▶ **PROBLEM DESCRIPTION**: Repeat exactly, and only, the lines from the one containing "Extract all readable text from this page." through the end of the records.

▶ **MATERIAL TO PROCESS**:

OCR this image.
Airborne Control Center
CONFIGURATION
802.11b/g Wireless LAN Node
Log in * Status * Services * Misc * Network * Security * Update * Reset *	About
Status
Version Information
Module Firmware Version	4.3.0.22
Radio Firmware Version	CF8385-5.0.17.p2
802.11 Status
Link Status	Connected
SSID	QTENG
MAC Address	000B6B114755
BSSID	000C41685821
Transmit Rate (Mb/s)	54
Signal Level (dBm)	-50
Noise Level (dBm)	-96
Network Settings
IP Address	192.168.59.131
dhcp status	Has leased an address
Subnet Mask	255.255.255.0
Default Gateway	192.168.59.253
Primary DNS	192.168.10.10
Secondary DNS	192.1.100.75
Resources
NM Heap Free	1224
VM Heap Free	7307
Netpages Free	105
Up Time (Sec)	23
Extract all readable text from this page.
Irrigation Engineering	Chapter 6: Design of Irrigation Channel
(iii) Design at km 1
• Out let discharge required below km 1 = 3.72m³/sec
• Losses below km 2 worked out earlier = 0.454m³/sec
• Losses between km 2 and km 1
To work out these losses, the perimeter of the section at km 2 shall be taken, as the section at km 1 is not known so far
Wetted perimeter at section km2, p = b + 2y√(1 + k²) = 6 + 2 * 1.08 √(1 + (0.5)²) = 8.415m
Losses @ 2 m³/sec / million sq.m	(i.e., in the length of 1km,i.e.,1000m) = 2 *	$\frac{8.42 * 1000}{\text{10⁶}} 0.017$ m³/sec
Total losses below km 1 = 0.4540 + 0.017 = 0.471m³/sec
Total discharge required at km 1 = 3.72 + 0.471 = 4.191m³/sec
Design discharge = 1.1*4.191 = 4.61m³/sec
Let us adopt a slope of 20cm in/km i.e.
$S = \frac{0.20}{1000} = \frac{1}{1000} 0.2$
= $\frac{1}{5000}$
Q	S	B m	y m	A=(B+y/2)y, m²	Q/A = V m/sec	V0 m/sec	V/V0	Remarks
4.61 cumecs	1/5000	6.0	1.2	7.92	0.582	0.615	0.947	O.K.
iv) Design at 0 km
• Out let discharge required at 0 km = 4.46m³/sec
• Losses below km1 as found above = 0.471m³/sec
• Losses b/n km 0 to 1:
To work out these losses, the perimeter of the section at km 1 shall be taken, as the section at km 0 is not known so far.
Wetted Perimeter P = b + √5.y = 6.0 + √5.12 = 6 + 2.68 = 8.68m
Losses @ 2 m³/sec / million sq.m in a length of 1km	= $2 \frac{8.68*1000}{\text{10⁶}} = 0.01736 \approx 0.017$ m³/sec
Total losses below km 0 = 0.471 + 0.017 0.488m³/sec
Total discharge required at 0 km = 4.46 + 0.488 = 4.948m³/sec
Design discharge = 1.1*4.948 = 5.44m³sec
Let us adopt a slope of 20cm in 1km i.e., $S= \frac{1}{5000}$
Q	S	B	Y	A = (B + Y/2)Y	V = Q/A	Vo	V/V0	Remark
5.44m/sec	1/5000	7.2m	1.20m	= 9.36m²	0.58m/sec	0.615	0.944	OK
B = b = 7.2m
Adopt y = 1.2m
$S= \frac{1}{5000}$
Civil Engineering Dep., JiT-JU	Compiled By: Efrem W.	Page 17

▶ **FINAL ANSWER**:
Extract all readable text from this page.
Irrigation Engineering	Chapter 6: Design of Irrigation Channel
(iii) Design at km 1
• Out let discharge required below km 1 = 3.72m³/sec
• Losses below km 2 worked out earlier = 0.454m³/sec
• Losses between km 2 and km 1
To work out these losses, the perimeter of the section at km 2 shall be taken, as the section at km 1 is not known so far
Wetted perimeter at section km2, p = b + 2y√(1 + k²) = 6 + 2 * 1.08 √(1 + (0.5)²) = 8.415m
Losses @ 2 m³/sec / million sq.m	(i.e., in the length of 1km,i.e.,1000m) = 2 *	$\frac{8.42 * 1000}{\text{10⁶}} 0.017$ m³/sec
Total losses below km 1 = 0.4540 + 0.017 = 0.471m³/sec
Total discharge required at km 1 = 3.72 + 0.471 = 4.191m³/sec
Design discharge = 1.1*4.191 = 4.61m³/sec
Let us adopt a slope of 20cm in/km i.e.
$S = \frac{0.20}{1000} = \frac{1}{1000} 0.2$
= $\frac{1}{5000}$
Q	S	B m	y m	A=(B+y/2)y, m²	Q/A = V m/sec	V0 m/sec	V/V0	Remarks
4.61 cumecs	1/5000	6.0	1.2	7.92	0.582	0.615	0.947	O.K.
iv) Design at 0 km
• Out let discharge required at 0 km = 4.46m³/sec
• Losses below km1 as found above = 0.471m³/sec
• Losses b/n km 0 to 1:
To work out these losses, the perimeter of the section at km 1 shall be taken, as the section at km 0 is not known so far.
Wetted Perimeter P = b + √5.y = 6.0 + √5.12 = 6 + 2.68 = 8.68m
Losses @ 2 m³/sec / million sq.m in a length of 1km	= $2 \frac{8.68*1000}{\text{10⁶}} = 0.01736 \approx 0.017$ m³/sec
Total losses below km 0 = 0.471 + 0.017 0.488m³/sec
Total discharge required at 0 km = 4.46 + 0.488 = 4.948m³/sec
Design discharge = 1.1*4.948 = 5.44m³sec
Let us adopt a slope of 20cm in 1km i.e., $S= \frac{1}{5000}$
Q	S	B	Y	A = (B + Y/2)Y	V = Q/A	Vo	V/V0	Remark
5.44m/sec	1/5000	7.2m	1.20m	= 9.36m²	0.58m/sec	0.615	0.944	OK
B = b = 7.2m
Adopt y = 1.2m
$S= \frac{1}{5000}$
Civil Engineering Dep., JiT-JU	Compiled By: Efrem W.	Page 17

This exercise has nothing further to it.